- [RAW DATA]:
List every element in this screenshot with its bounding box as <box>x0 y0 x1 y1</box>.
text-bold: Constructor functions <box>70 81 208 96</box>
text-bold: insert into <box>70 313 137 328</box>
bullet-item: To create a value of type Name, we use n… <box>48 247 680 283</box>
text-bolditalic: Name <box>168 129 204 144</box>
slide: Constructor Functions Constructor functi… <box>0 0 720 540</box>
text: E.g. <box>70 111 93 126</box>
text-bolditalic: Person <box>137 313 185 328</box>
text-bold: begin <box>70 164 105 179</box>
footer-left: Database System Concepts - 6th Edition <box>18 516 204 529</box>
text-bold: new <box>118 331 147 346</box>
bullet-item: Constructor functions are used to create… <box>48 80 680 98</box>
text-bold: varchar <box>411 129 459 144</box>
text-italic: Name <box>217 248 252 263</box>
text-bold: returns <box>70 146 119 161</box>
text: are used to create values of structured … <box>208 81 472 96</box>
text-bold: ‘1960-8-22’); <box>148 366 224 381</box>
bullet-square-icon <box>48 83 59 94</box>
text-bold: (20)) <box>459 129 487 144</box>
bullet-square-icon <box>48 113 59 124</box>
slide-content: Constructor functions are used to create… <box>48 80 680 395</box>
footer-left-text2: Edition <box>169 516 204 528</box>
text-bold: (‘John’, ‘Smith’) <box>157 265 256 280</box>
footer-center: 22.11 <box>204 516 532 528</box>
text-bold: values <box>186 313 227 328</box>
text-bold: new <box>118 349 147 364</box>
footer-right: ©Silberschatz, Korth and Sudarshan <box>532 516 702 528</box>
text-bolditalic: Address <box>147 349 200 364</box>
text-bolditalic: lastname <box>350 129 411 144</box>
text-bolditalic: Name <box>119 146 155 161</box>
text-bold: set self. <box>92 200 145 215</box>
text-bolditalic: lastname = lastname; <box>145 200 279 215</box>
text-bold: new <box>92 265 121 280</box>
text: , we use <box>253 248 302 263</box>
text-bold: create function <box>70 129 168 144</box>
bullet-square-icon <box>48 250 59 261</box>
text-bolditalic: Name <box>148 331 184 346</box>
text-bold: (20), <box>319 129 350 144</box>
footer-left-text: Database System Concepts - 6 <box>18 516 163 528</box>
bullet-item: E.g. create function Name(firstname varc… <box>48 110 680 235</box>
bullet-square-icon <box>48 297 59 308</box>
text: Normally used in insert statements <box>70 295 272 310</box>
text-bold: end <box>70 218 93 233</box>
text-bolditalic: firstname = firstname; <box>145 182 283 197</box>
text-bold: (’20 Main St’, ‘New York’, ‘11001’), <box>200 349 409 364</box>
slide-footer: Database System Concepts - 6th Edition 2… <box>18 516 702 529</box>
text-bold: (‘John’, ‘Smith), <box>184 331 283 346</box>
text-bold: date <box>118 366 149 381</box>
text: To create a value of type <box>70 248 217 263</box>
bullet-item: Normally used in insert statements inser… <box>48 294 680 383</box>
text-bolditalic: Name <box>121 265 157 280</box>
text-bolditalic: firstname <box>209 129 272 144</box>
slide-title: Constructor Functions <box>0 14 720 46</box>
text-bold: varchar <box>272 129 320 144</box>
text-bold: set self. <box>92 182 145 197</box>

- [REQUIREMENTS]:
Reproduce every line of the records above verbatim, keeping their original order.

- [SOLUTION FOR THIS EXERCISE]:
List every element in this screenshot with its bounding box as <box>x0 y0 x1 y1</box>.
text-bold: Constructor functions <box>70 81 208 96</box>
text-bold: insert into <box>70 313 137 328</box>
bullet-item: To create a value of type Name, we use n… <box>48 247 680 283</box>
text-bolditalic: Name <box>168 129 204 144</box>
slide: Constructor Functions Constructor functi… <box>0 0 720 540</box>
text: E.g. <box>70 111 93 126</box>
text-bolditalic: Person <box>137 313 185 328</box>
text-bold: begin <box>70 164 105 179</box>
footer-left: Database System Concepts - 6th Edition <box>18 516 204 529</box>
text-bold: new <box>118 331 147 346</box>
bullet-item: Constructor functions are used to create… <box>48 80 680 98</box>
text-bold: varchar <box>411 129 459 144</box>
text-italic: Name <box>217 248 252 263</box>
text-bold: returns <box>70 146 119 161</box>
text: are used to create values of structured … <box>208 81 472 96</box>
text-bold: ‘1960-8-22’); <box>148 366 224 381</box>
bullet-square-icon <box>48 83 59 94</box>
text-bold: (20)) <box>459 129 487 144</box>
bullet-square-icon <box>48 113 59 124</box>
slide-content: Constructor functions are used to create… <box>48 80 680 395</box>
footer-left-text2: Edition <box>169 516 204 528</box>
text-bold: (‘John’, ‘Smith’) <box>157 265 256 280</box>
footer-center: 22.11 <box>204 516 532 528</box>
text-bold: values <box>186 313 227 328</box>
text-bold: new <box>118 349 147 364</box>
footer-right: ©Silberschatz, Korth and Sudarshan <box>532 516 702 528</box>
text-bolditalic: Address <box>147 349 200 364</box>
text-bolditalic: lastname <box>350 129 411 144</box>
text-bolditalic: Name <box>119 146 155 161</box>
text-bold: set self. <box>92 200 145 215</box>
text-bolditalic: lastname = lastname; <box>145 200 279 215</box>
text-bold: new <box>92 265 121 280</box>
text: , we use <box>253 248 302 263</box>
text-bold: create function <box>70 129 168 144</box>
bullet-square-icon <box>48 250 59 261</box>
text-bolditalic: Name <box>148 331 184 346</box>
text-bold: (20), <box>319 129 350 144</box>
footer-left-text: Database System Concepts - 6 <box>18 516 163 528</box>
bullet-item: E.g. create function Name(firstname varc… <box>48 110 680 235</box>
bullet-square-icon <box>48 297 59 308</box>
text: Normally used in insert statements <box>70 295 272 310</box>
text-bold: end <box>70 218 93 233</box>
text-bolditalic: firstname = firstname; <box>145 182 283 197</box>
text-bold: (’20 Main St’, ‘New York’, ‘11001’), <box>200 349 409 364</box>
slide-footer: Database System Concepts - 6th Edition 2… <box>18 516 702 529</box>
text-bold: (‘John’, ‘Smith), <box>184 331 283 346</box>
text-bold: date <box>118 366 149 381</box>
text: To create a value of type <box>70 248 217 263</box>
bullet-item: Normally used in insert statements inser… <box>48 294 680 383</box>
text-bolditalic: Name <box>121 265 157 280</box>
text-bolditalic: firstname <box>209 129 272 144</box>
slide-title: Constructor Functions <box>0 14 720 46</box>
text-bold: varchar <box>272 129 320 144</box>
text-bold: set self. <box>92 182 145 197</box>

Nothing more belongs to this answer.